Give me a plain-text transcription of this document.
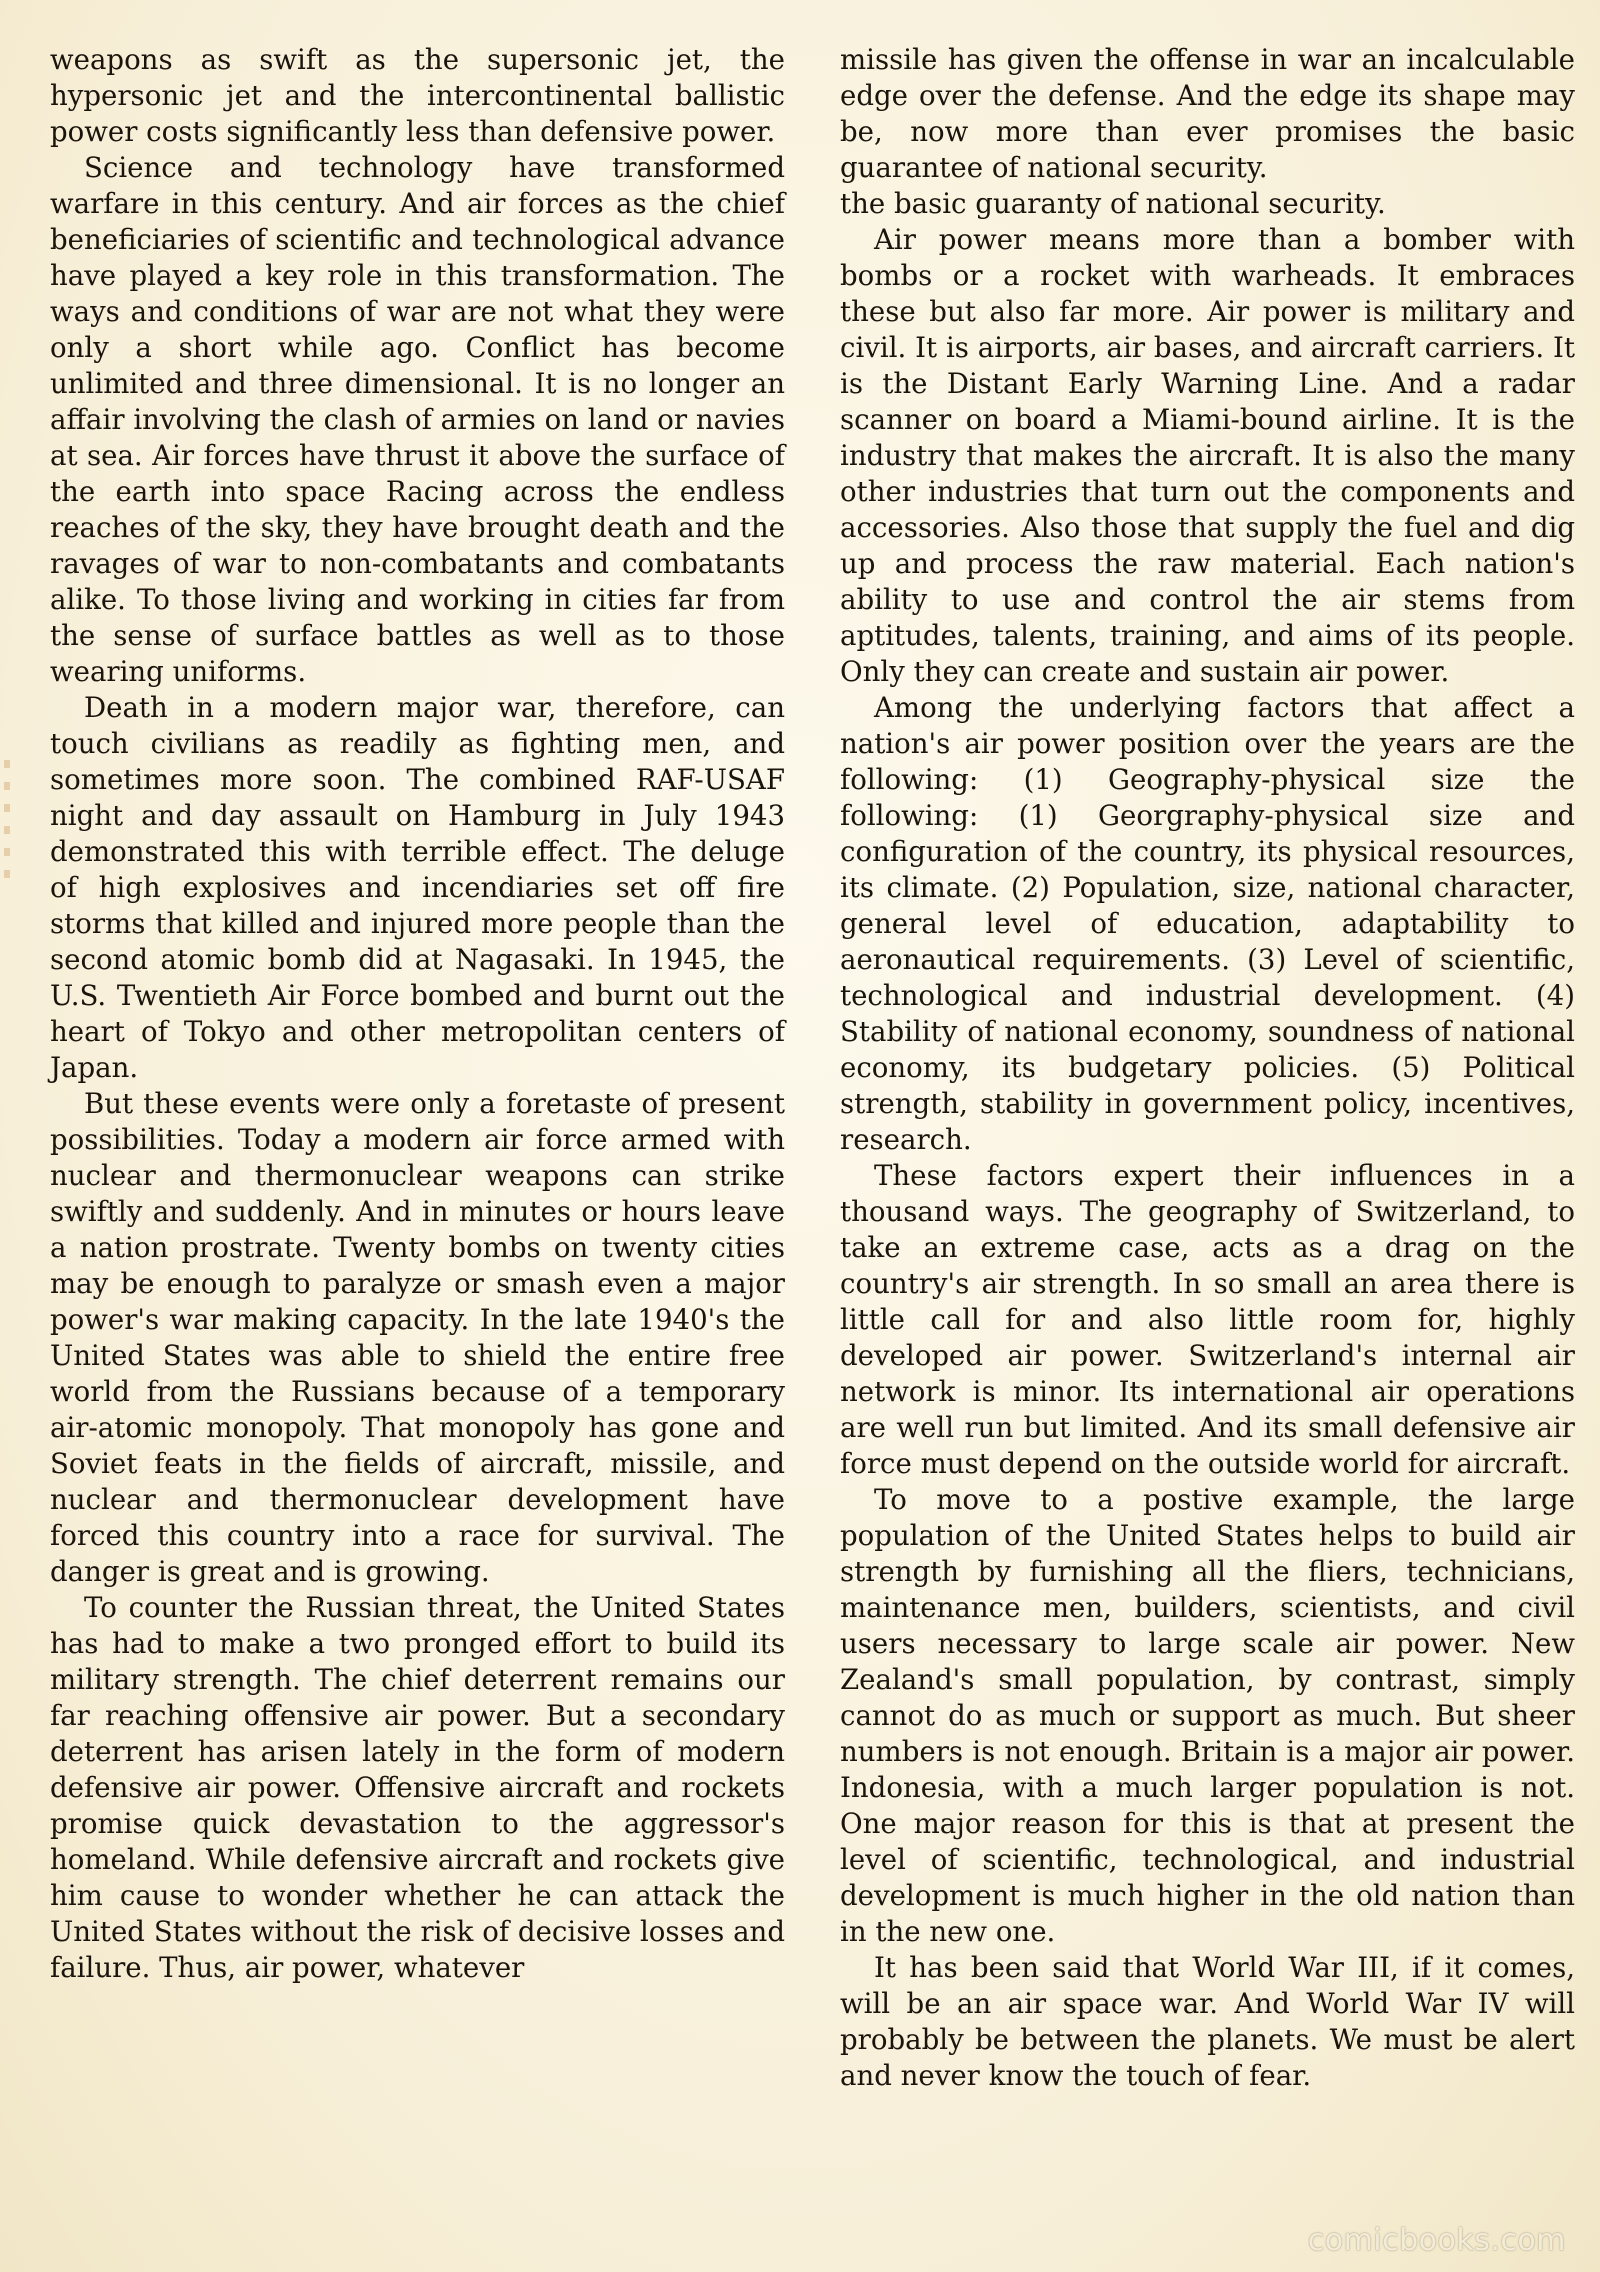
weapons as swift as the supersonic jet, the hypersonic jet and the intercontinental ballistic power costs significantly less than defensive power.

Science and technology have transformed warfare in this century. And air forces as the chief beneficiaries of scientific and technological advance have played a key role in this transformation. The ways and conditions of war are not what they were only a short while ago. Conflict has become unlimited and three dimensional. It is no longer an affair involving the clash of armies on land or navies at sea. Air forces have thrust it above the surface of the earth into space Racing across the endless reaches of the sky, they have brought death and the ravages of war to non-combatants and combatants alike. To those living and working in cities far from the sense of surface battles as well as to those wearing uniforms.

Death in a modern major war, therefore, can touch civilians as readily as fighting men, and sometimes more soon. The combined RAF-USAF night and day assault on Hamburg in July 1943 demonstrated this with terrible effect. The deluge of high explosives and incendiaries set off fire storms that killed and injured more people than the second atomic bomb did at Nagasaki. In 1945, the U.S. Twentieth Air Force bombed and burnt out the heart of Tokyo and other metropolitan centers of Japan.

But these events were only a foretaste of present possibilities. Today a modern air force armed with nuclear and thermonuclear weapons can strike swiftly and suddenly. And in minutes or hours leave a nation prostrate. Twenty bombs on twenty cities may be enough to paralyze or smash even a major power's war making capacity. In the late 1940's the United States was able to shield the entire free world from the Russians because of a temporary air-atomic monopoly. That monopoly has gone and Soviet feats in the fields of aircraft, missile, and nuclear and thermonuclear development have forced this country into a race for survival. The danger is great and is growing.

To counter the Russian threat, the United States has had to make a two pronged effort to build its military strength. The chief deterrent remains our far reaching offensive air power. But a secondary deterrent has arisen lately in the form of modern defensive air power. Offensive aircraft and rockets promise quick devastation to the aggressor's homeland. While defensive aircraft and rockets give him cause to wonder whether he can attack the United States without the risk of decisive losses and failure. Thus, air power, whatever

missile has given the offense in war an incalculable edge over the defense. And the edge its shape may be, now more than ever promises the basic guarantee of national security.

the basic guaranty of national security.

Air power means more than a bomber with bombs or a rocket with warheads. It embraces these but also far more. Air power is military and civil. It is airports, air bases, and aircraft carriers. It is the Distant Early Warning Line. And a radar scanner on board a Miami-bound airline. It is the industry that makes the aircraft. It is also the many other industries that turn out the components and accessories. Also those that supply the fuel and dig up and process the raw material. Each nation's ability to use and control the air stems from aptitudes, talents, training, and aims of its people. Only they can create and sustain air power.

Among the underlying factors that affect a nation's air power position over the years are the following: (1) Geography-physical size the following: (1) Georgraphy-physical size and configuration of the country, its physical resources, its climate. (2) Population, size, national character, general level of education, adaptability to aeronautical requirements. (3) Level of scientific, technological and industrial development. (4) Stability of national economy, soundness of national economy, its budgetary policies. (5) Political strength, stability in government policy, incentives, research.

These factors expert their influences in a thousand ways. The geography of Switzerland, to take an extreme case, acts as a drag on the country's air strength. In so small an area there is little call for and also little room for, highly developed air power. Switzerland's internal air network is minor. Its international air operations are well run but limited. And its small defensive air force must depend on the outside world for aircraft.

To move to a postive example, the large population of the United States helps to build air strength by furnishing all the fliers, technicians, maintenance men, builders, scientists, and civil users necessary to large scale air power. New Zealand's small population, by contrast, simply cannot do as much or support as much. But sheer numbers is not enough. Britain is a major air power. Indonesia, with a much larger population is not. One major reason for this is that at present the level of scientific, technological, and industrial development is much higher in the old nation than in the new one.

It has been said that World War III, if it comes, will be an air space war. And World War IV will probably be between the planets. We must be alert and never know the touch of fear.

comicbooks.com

========================

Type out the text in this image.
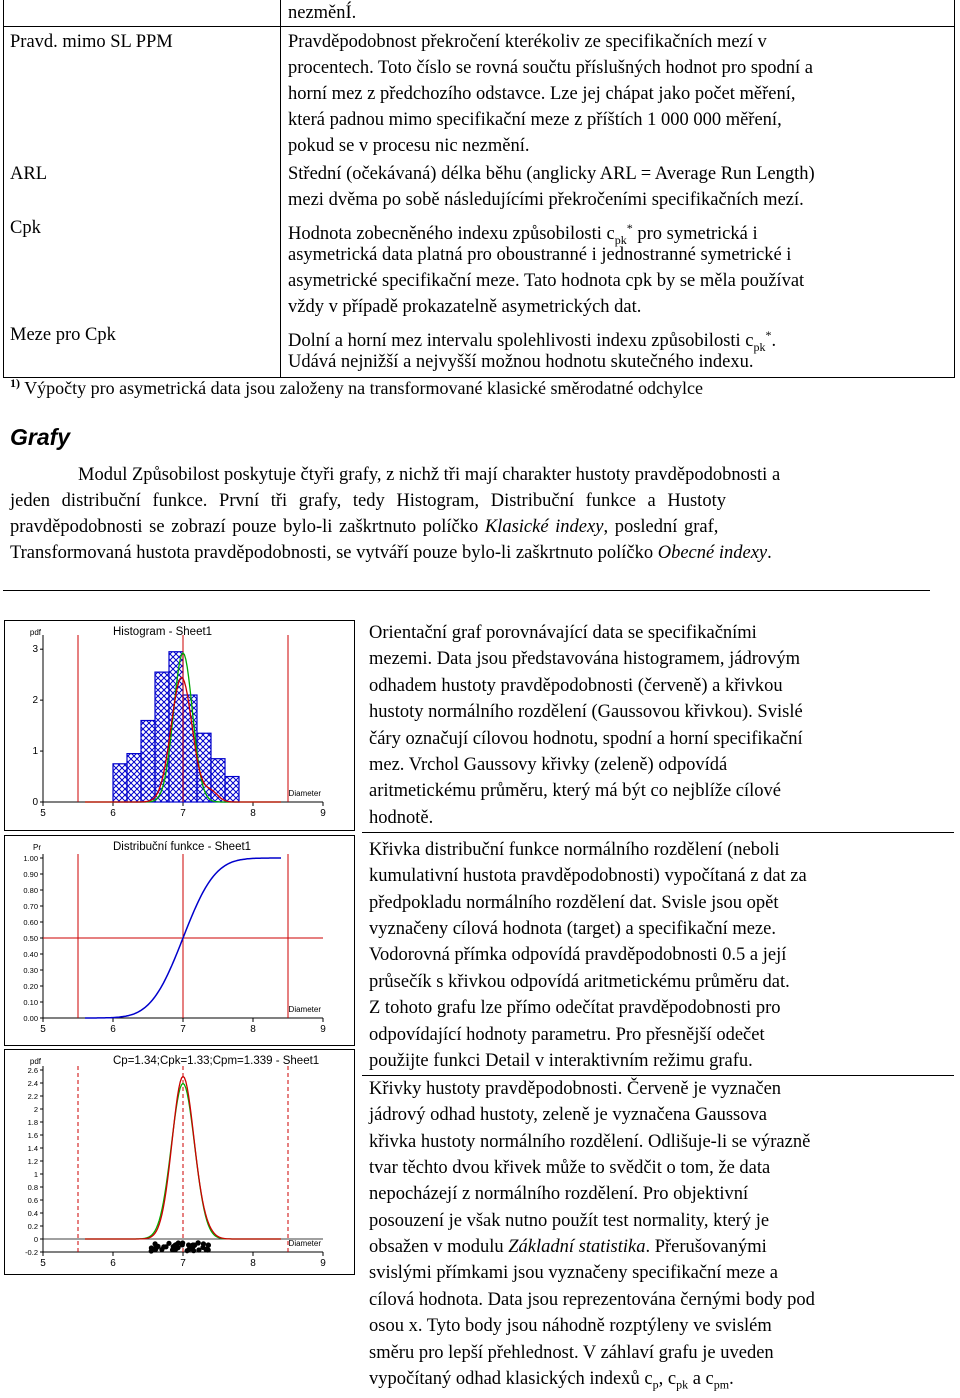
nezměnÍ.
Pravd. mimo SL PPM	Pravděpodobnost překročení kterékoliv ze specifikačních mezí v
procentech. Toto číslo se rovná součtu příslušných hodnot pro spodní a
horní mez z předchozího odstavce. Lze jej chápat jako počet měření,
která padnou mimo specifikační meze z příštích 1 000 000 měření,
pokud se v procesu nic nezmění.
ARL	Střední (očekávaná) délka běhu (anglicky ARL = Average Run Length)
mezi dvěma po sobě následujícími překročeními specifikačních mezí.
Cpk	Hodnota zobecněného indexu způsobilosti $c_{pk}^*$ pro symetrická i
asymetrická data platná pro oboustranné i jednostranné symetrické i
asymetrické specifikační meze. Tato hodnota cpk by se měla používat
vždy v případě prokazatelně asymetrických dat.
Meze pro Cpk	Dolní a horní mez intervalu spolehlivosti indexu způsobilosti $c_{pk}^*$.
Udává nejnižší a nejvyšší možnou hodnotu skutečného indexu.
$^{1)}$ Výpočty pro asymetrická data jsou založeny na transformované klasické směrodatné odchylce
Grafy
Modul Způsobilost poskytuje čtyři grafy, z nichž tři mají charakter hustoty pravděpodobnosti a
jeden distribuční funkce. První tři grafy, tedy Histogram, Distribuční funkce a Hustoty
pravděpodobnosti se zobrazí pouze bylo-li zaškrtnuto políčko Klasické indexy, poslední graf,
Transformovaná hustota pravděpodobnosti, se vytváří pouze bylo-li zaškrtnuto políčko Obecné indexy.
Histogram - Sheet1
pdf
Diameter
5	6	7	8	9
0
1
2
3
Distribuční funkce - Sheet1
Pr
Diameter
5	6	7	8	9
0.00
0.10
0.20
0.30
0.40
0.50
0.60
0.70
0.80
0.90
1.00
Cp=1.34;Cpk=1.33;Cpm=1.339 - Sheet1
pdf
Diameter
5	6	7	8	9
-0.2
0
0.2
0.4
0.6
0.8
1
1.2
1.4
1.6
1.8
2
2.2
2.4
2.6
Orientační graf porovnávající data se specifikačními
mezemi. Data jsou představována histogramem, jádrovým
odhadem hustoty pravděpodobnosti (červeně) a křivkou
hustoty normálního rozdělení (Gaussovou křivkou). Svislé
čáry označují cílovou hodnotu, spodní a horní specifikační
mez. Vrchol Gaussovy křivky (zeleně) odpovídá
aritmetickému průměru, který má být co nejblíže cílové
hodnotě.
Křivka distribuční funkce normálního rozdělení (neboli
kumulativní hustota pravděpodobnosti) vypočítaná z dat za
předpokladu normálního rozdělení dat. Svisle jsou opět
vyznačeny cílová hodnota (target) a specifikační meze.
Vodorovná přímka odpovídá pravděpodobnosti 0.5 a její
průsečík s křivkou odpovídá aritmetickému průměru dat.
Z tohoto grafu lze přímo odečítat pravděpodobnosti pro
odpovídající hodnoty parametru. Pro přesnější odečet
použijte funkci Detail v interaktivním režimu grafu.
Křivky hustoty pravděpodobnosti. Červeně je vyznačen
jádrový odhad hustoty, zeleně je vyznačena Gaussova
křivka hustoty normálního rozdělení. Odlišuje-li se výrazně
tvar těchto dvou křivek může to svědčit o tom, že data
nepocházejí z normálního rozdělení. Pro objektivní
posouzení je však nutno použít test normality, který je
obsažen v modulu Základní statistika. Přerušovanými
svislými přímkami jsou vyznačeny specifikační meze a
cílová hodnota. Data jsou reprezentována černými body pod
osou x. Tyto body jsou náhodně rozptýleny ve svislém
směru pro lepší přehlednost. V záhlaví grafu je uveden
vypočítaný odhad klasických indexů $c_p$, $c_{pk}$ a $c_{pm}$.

========================

State the number of lines in these entries that include the string "small". Provide nothing beyond that number.

FULL ANSWER:
2